▶ [DATA]:
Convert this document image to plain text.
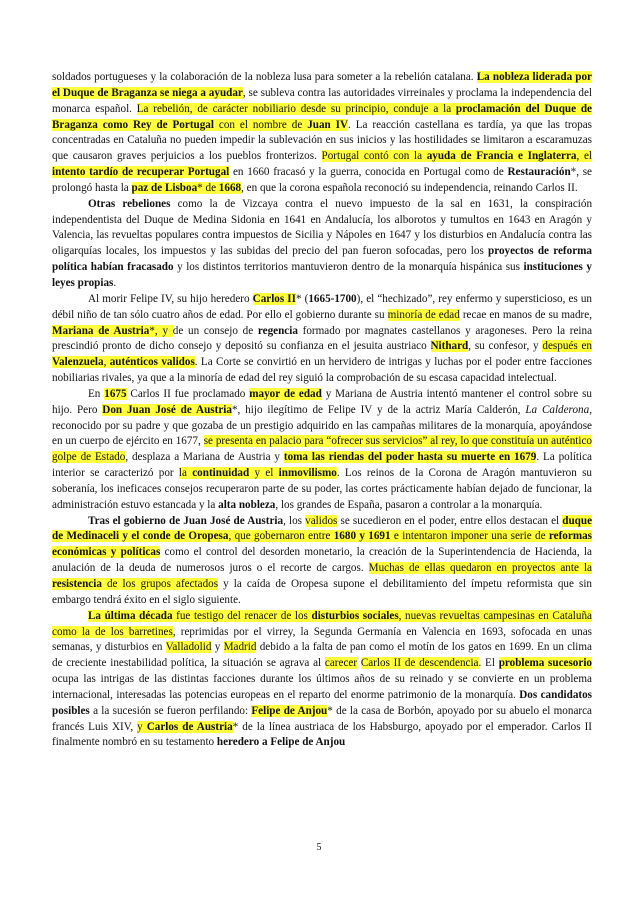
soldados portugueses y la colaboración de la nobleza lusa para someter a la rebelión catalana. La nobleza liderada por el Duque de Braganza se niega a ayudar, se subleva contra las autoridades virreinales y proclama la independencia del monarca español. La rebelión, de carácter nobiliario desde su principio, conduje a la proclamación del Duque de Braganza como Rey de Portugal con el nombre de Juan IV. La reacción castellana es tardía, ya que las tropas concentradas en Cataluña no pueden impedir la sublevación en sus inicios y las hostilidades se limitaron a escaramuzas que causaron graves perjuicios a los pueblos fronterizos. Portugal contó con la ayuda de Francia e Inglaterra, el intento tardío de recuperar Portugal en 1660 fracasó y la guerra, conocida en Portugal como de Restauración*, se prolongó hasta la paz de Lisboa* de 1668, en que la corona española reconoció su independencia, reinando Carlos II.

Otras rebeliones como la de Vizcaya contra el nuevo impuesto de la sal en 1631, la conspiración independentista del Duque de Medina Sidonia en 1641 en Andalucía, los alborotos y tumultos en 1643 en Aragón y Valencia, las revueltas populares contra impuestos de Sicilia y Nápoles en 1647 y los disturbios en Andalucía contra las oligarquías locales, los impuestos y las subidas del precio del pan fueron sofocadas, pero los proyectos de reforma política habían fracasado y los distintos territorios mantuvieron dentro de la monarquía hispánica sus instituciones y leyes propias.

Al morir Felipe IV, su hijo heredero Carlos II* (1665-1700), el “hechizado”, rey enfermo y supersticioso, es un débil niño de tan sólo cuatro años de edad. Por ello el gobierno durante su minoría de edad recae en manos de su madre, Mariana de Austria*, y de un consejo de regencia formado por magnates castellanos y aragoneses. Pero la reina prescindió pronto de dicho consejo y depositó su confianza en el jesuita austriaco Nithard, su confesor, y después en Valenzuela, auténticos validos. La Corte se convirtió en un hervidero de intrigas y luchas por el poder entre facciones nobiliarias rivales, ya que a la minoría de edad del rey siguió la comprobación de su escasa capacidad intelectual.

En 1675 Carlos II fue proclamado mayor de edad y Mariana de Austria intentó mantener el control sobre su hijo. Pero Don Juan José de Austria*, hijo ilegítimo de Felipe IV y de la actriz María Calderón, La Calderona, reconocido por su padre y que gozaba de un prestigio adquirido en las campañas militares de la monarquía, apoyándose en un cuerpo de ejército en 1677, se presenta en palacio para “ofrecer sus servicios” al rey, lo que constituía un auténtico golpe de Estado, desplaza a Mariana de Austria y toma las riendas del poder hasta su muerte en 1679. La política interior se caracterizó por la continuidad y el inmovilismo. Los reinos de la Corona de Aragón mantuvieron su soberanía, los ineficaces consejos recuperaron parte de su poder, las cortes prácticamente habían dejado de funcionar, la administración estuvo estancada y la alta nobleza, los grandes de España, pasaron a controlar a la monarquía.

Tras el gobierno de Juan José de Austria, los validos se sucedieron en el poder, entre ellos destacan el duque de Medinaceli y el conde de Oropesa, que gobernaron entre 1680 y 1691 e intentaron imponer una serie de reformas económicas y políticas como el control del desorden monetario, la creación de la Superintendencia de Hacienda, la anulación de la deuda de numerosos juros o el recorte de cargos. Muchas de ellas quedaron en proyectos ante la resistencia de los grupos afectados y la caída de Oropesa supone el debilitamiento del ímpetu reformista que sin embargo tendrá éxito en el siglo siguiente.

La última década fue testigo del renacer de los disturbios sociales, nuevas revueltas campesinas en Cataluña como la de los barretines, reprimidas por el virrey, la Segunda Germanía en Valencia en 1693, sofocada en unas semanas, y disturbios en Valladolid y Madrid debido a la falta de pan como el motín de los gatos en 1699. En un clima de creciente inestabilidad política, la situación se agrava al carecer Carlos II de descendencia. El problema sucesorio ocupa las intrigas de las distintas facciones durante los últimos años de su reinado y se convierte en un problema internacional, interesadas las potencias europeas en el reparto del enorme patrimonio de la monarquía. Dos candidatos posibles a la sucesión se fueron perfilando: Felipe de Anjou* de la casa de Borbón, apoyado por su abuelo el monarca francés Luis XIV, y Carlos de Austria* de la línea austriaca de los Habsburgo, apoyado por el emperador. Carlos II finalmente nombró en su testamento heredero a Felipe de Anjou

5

--

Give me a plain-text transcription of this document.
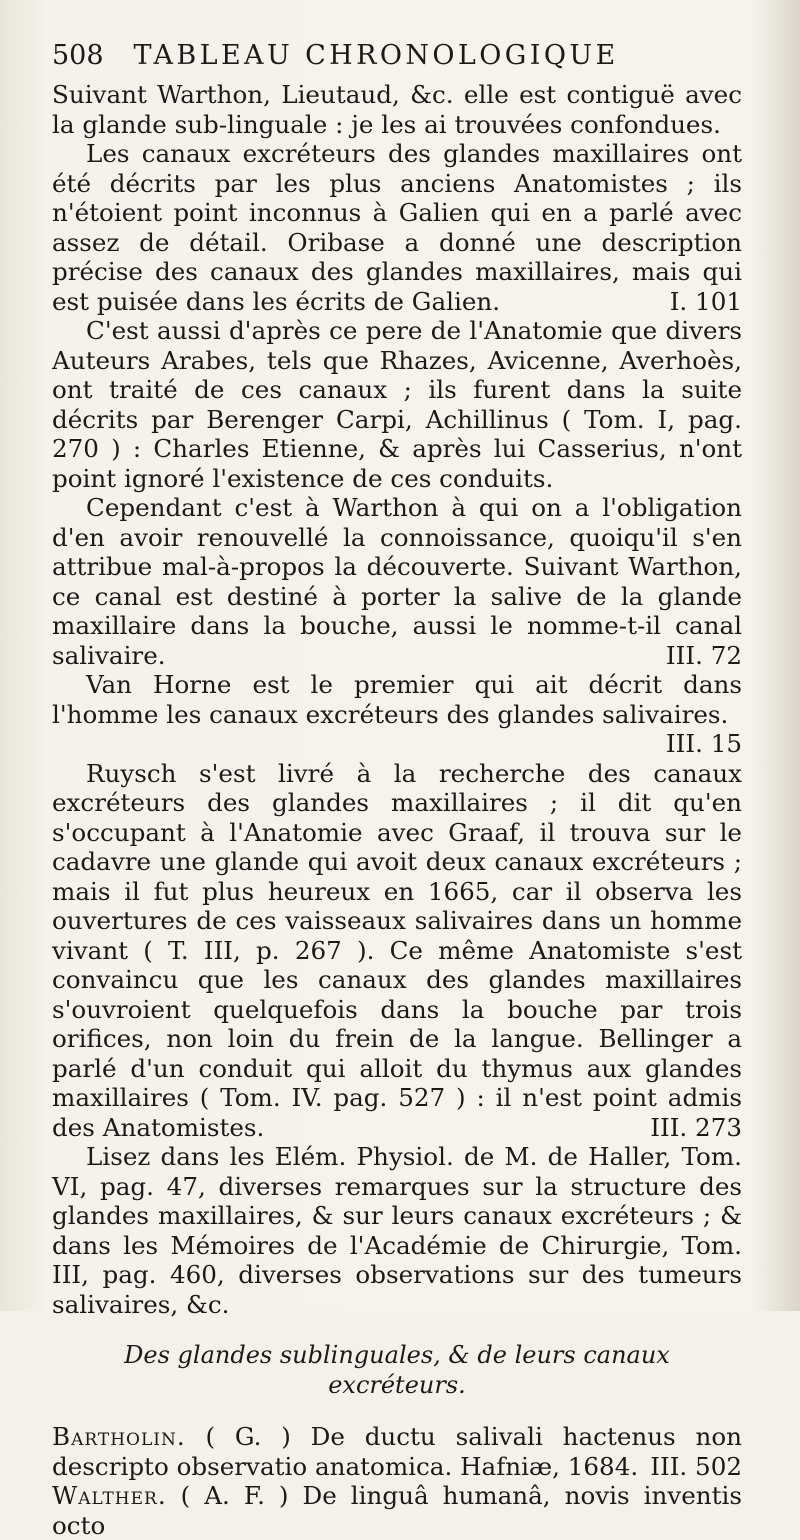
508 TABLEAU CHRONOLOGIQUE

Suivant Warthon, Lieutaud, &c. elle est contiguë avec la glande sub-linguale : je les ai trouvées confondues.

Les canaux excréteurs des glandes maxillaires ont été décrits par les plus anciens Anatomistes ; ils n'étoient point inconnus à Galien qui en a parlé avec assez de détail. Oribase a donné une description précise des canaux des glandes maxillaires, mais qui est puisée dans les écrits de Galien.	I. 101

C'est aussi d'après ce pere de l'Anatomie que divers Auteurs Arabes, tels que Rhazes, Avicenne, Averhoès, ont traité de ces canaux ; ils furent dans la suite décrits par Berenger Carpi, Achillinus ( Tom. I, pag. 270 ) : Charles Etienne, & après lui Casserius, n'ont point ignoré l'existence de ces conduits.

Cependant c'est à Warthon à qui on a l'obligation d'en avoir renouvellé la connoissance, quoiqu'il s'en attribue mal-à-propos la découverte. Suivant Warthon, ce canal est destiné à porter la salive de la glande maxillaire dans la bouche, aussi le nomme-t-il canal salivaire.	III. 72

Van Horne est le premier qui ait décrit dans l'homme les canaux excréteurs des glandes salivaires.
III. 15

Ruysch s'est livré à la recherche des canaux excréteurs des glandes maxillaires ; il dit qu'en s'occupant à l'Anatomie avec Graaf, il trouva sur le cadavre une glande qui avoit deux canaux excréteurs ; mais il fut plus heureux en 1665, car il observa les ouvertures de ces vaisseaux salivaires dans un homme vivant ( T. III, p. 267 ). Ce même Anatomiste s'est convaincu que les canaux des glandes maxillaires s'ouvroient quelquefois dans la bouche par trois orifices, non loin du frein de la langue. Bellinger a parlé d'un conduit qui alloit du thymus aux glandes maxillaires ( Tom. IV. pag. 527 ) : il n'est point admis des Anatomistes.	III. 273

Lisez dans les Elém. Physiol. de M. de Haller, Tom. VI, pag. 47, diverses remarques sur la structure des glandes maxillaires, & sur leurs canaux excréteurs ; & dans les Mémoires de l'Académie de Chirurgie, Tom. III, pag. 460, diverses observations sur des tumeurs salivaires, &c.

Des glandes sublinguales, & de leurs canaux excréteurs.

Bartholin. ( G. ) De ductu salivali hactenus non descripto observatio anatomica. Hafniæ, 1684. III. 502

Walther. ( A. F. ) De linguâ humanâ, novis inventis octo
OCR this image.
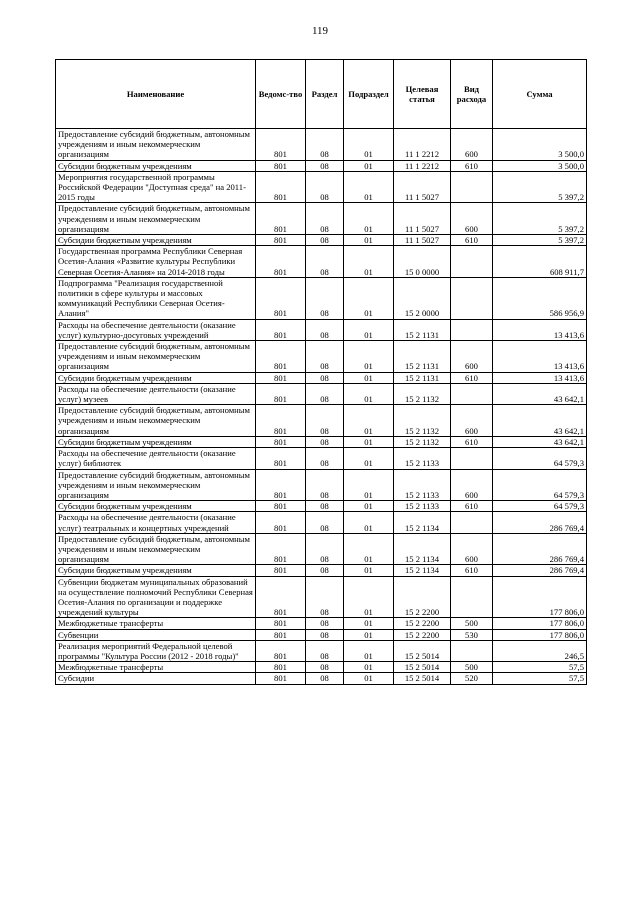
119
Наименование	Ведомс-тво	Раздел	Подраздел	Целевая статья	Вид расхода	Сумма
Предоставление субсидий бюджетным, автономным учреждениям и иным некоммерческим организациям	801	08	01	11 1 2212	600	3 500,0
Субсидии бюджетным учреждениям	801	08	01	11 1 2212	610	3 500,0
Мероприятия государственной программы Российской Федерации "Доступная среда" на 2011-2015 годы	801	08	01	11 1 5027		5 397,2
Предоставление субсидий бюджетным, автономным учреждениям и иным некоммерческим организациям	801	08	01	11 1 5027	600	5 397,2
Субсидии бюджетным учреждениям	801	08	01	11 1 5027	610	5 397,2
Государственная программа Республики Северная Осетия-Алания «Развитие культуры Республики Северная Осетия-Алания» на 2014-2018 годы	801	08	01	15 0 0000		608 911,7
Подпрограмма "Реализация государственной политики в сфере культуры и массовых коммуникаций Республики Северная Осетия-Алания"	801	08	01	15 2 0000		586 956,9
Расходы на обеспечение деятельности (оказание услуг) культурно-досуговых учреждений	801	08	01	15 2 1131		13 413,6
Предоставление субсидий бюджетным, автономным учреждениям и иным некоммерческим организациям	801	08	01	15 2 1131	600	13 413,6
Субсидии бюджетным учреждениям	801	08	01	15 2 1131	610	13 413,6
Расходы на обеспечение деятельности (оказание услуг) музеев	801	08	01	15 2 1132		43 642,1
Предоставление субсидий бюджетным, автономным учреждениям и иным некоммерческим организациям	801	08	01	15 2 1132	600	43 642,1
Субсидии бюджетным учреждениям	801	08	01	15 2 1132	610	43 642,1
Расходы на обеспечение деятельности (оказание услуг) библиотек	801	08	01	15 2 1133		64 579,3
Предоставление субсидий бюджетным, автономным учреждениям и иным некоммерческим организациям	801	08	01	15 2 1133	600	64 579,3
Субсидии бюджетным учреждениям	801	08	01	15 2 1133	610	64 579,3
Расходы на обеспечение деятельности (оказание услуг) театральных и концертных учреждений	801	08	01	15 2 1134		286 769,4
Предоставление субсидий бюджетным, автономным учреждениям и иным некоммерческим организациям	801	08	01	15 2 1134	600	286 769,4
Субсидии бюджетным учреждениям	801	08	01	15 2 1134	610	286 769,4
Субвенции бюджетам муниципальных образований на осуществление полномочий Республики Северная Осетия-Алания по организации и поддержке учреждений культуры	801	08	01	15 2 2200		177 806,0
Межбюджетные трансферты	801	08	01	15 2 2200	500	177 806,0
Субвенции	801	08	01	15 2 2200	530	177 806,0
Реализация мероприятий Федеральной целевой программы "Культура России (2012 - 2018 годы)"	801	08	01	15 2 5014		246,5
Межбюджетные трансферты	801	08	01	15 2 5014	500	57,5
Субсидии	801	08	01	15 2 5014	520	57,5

▶ [WHAT THE TASK REQUIRES]: From the records above, report the count of lines containing "обеспечение" and nothing more.

▶ [OUTPUT BELOW]: 4